Write the entries below out again exactly; any picture in them stays out.

• _Working data_
◇ ◇ ◇ ◇
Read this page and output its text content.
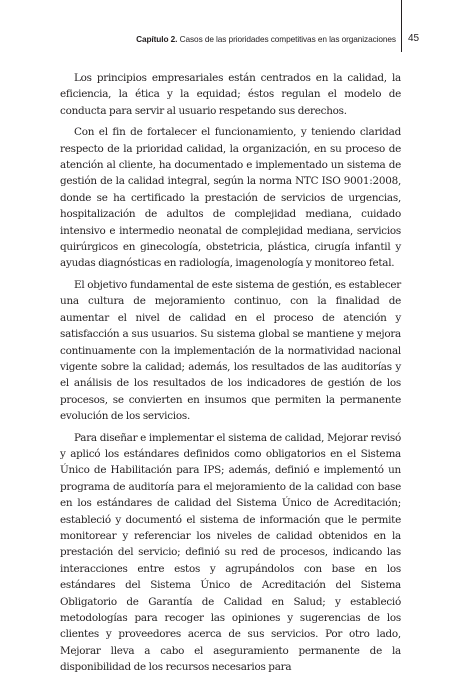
Capítulo 2. Casos de las prioridades competitivas en las organizaciones 45

Los principios empresariales están centrados en la calidad, la eficiencia, la ética y la equidad; éstos regulan el modelo de conducta para servir al usuario respetando sus derechos.

Con el fin de fortalecer el funcionamiento, y teniendo claridad respecto de la prioridad calidad, la organización, en su proceso de atención al cliente, ha documentado e implementado un sistema de gestión de la calidad integral, según la norma NTC ISO 9001:2008, donde se ha certificado la prestación de servicios de urgencias, hospitalización de adultos de complejidad mediana, cuidado intensivo e intermedio neonatal de complejidad mediana, servicios quirúrgicos en ginecología, obstetricia, plástica, cirugía infantil y ayudas diagnósticas en radiología, imagenología y monitoreo fetal.

El objetivo fundamental de este sistema de gestión, es establecer una cultura de mejoramiento continuo, con la finalidad de aumentar el nivel de calidad en el proceso de atención y satisfacción a sus usuarios. Su sistema global se mantiene y mejora continuamente con la implementación de la normatividad nacional vigente sobre la calidad; además, los resultados de las auditorías y el análisis de los resultados de los indicadores de gestión de los procesos, se convierten en insumos que permiten la permanente evolución de los servicios.

Para diseñar e implementar el sistema de calidad, Mejorar revisó y aplicó los estándares definidos como obligatorios en el Sistema Único de Habilitación para IPS; además, definió e implementó un programa de auditoría para el mejoramiento de la calidad con base en los estándares de calidad del Sistema Único de Acreditación; estableció y documentó el sistema de información que le permite monitorear y referenciar los niveles de calidad obtenidos en la prestación del servicio; definió su red de procesos, indicando las interacciones entre estos y agrupándolos con base en los estándares del Sistema Único de Acreditación del Sistema Obligatorio de Garantía de Calidad en Salud; y estableció metodologías para recoger las opiniones y sugerencias de los clientes y proveedores acerca de sus servicios. Por otro lado, Mejorar lleva a cabo el aseguramiento permanente de la disponibilidad de los recursos necesarios para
◇ ◇ ◇ ◇
• _Expected output_
Read this page and output its text content.
Capítulo 2. Casos de las prioridades competitivas en las organizaciones 45

Los principios empresariales están centrados en la calidad, la eficiencia, la ética y la equidad; éstos regulan el modelo de conducta para servir al usuario respetando sus derechos.

Con el fin de fortalecer el funcionamiento, y teniendo claridad respecto de la prioridad calidad, la organización, en su proceso de atención al cliente, ha documentado e implementado un sistema de gestión de la calidad integral, según la norma NTC ISO 9001:2008, donde se ha certificado la prestación de servicios de urgencias, hospitalización de adultos de complejidad mediana, cuidado intensivo e intermedio neonatal de complejidad mediana, servicios quirúrgicos en ginecología, obstetricia, plástica, cirugía infantil y ayudas diagnósticas en radiología, imagenología y monitoreo fetal.

El objetivo fundamental de este sistema de gestión, es establecer una cultura de mejoramiento continuo, con la finalidad de aumentar el nivel de calidad en el proceso de atención y satisfacción a sus usuarios. Su sistema global se mantiene y mejora continuamente con la implementación de la normatividad nacional vigente sobre la calidad; además, los resultados de las auditorías y el análisis de los resultados de los indicadores de gestión de los procesos, se convierten en insumos que permiten la permanente evolución de los servicios.

Para diseñar e implementar el sistema de calidad, Mejorar revisó y aplicó los estándares definidos como obligatorios en el Sistema Único de Habilitación para IPS; además, definió e implementó un programa de auditoría para el mejoramiento de la calidad con base en los estándares de calidad del Sistema Único de Acreditación; estableció y documentó el sistema de información que le permite monitorear y referenciar los niveles de calidad obtenidos en la prestación del servicio; definió su red de procesos, indicando las interacciones entre estos y agrupándolos con base en los estándares del Sistema Único de Acreditación del Sistema Obligatorio de Garantía de Calidad en Salud; y estableció metodologías para recoger las opiniones y sugerencias de los clientes y proveedores acerca de sus servicios. Por otro lado, Mejorar lleva a cabo el aseguramiento permanente de la disponibilidad de los recursos necesarios para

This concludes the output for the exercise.